Transcribe all the entries word for word, but omit the images.

* begin Records for processing *

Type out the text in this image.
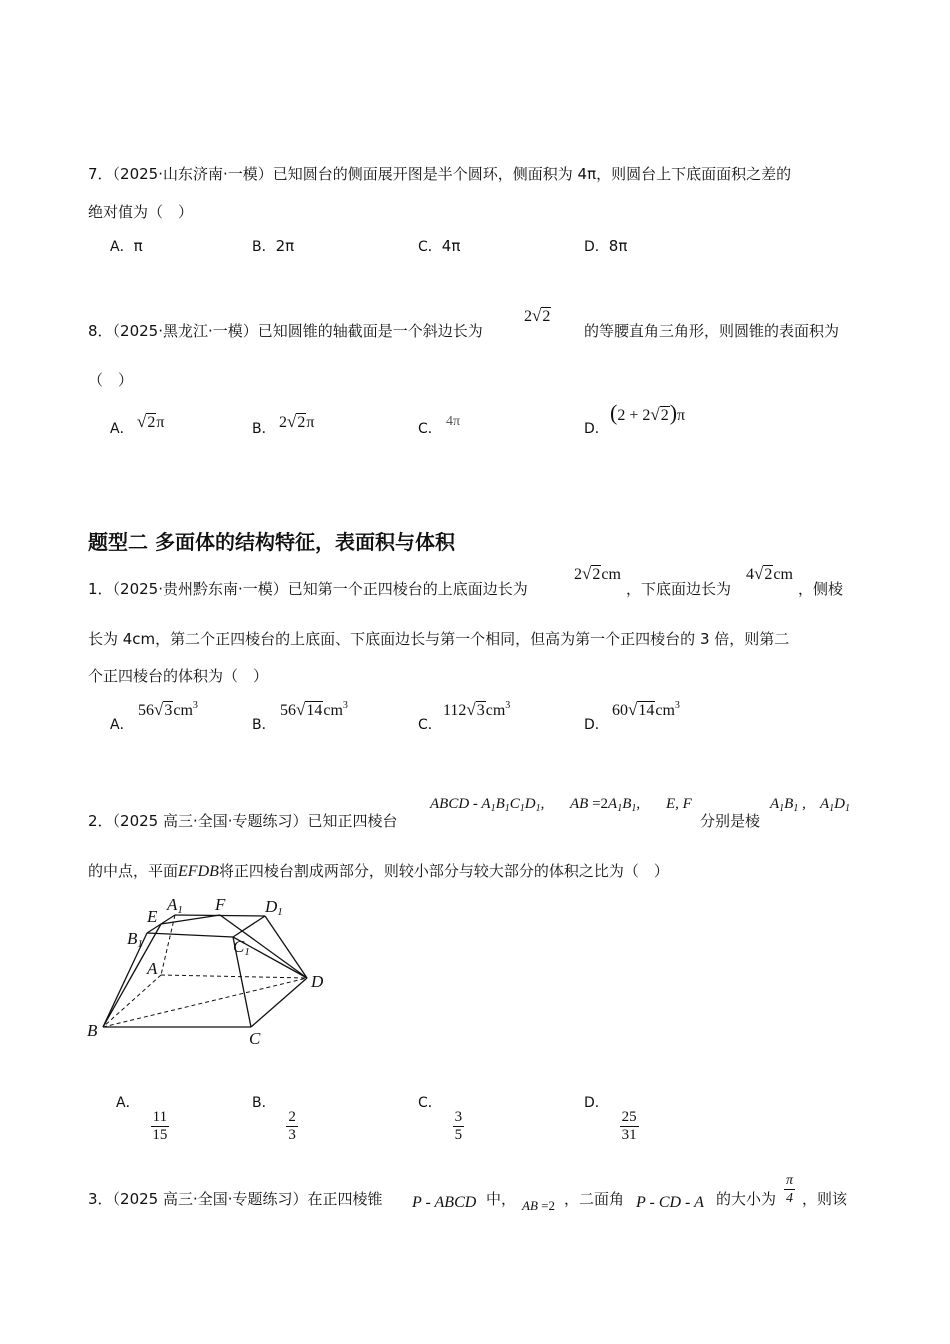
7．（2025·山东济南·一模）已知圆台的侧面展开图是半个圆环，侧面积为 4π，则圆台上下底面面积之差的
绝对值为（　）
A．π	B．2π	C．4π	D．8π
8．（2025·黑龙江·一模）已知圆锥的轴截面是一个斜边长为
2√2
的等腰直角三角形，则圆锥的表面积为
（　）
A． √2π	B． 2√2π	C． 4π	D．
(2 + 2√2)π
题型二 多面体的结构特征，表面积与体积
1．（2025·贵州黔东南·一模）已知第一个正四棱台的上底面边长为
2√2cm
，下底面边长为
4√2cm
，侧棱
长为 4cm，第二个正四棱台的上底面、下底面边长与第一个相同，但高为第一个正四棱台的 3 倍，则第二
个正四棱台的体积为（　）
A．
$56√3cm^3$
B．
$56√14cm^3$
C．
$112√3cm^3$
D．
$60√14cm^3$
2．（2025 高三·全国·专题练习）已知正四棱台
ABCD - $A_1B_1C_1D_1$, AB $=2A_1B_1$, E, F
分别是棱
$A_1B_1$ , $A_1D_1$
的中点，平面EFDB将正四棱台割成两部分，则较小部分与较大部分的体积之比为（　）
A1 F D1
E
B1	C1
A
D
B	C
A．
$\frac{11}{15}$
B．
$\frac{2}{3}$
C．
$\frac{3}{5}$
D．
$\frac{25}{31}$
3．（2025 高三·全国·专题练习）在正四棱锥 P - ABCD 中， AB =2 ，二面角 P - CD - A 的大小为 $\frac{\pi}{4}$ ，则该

* end Records for processing *

Final result:
Type out the text in this image.
7．（2025·山东济南·一模）已知圆台的侧面展开图是半个圆环，侧面积为 4π，则圆台上下底面面积之差的
绝对值为（　）
A．π	B．2π	C．4π	D．8π
8．（2025·黑龙江·一模）已知圆锥的轴截面是一个斜边长为
2√2
的等腰直角三角形，则圆锥的表面积为
（　）
A． √2π	B． 2√2π	C． 4π	D．
(2 + 2√2)π
题型二 多面体的结构特征，表面积与体积
1．（2025·贵州黔东南·一模）已知第一个正四棱台的上底面边长为
2√2cm
，下底面边长为
4√2cm
，侧棱
长为 4cm，第二个正四棱台的上底面、下底面边长与第一个相同，但高为第一个正四棱台的 3 倍，则第二
个正四棱台的体积为（　）
A．
$56√3cm^3$
B．
$56√14cm^3$
C．
$112√3cm^3$
D．
$60√14cm^3$
2．（2025 高三·全国·专题练习）已知正四棱台
ABCD - $A_1B_1C_1D_1$, AB $=2A_1B_1$, E, F
分别是棱
$A_1B_1$ , $A_1D_1$
的中点，平面EFDB将正四棱台割成两部分，则较小部分与较大部分的体积之比为（　）
A1 F D1
E
B1	C1
A
D
B	C
A．
$\frac{11}{15}$
B．
$\frac{2}{3}$
C．
$\frac{3}{5}$
D．
$\frac{25}{31}$
3．（2025 高三·全国·专题练习）在正四棱锥 P - ABCD 中， AB =2 ，二面角 P - CD - A 的大小为 $\frac{\pi}{4}$ ，则该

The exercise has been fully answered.